■ Data shown ■
┄┄┄┄┄┄┄┄┄┄
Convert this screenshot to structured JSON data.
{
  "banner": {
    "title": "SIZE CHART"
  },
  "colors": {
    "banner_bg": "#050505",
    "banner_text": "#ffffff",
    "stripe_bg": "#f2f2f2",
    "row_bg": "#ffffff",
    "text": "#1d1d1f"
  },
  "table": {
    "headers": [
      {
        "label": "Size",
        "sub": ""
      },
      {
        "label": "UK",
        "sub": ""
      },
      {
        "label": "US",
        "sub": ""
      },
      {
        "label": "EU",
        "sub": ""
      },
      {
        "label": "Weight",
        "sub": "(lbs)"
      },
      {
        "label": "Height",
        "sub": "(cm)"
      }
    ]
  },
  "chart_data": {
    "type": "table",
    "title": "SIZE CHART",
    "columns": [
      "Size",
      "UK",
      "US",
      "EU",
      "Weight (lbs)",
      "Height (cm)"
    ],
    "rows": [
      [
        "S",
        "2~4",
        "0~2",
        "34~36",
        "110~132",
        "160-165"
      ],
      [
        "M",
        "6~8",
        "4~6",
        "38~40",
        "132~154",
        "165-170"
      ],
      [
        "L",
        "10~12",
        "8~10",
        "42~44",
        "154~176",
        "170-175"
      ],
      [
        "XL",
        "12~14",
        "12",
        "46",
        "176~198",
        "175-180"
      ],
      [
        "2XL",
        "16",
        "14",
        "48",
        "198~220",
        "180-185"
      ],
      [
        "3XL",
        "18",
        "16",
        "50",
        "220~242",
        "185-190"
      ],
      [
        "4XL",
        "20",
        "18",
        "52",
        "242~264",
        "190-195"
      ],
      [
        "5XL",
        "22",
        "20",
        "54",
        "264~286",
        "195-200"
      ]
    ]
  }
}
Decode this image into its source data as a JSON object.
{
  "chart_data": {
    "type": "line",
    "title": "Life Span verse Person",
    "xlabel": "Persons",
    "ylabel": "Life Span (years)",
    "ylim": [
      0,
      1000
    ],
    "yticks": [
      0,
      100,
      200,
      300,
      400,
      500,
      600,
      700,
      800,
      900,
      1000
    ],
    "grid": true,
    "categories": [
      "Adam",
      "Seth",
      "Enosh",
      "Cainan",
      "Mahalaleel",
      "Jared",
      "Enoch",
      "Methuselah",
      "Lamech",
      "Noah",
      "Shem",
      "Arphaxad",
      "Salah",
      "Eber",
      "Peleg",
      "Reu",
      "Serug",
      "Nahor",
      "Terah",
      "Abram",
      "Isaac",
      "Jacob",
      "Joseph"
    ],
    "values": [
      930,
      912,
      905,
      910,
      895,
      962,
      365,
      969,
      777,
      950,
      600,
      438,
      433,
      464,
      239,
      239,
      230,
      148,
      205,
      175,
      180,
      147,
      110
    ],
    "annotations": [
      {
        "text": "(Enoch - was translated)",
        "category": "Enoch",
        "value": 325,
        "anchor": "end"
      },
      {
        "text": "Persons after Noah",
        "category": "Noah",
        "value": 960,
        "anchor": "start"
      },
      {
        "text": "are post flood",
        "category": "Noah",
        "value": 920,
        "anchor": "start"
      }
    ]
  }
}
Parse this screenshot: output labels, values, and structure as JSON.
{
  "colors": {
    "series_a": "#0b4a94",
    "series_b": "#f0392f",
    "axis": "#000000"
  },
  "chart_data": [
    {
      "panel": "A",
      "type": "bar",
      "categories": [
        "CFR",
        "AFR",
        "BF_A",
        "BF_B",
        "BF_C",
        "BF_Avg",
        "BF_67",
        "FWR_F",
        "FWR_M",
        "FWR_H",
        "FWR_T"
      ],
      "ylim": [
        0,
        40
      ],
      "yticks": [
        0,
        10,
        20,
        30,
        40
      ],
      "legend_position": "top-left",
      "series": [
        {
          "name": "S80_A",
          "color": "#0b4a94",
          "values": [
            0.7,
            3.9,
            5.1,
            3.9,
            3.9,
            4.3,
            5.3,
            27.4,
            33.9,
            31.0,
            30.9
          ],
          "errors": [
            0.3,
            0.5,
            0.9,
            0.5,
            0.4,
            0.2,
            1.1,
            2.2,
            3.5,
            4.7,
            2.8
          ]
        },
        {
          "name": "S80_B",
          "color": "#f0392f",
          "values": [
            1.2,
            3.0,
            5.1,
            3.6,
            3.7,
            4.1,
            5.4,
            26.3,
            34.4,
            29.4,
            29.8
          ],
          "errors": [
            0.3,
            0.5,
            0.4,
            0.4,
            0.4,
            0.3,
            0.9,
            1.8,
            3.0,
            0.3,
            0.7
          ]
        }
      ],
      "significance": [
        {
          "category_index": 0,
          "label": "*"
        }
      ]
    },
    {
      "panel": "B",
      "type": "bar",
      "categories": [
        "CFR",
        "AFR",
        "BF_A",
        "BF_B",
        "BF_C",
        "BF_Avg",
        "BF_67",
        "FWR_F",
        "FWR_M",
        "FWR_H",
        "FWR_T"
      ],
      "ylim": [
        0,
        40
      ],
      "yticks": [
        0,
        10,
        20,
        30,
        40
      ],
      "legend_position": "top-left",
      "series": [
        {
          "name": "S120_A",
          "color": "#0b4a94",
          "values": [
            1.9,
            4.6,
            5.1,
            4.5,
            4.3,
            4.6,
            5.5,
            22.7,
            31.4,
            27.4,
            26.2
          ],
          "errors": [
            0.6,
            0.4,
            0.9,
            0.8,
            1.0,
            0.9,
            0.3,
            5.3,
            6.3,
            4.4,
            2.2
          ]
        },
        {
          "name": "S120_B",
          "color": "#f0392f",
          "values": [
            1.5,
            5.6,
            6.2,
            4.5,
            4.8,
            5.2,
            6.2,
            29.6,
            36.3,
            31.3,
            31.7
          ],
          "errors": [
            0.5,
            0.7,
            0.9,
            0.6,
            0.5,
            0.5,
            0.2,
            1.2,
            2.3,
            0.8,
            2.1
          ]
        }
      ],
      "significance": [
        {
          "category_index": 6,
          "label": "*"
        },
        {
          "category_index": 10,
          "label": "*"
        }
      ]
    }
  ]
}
┄┄┄┄┄┄┄┄┄┄
■ What to do ■
Show each line of the data that contains the string "name".

■ Result of this exercise ■
          "name": "S80_A",
          "name": "S80_B",
          "name": "S120_A",
          "name": "S120_B",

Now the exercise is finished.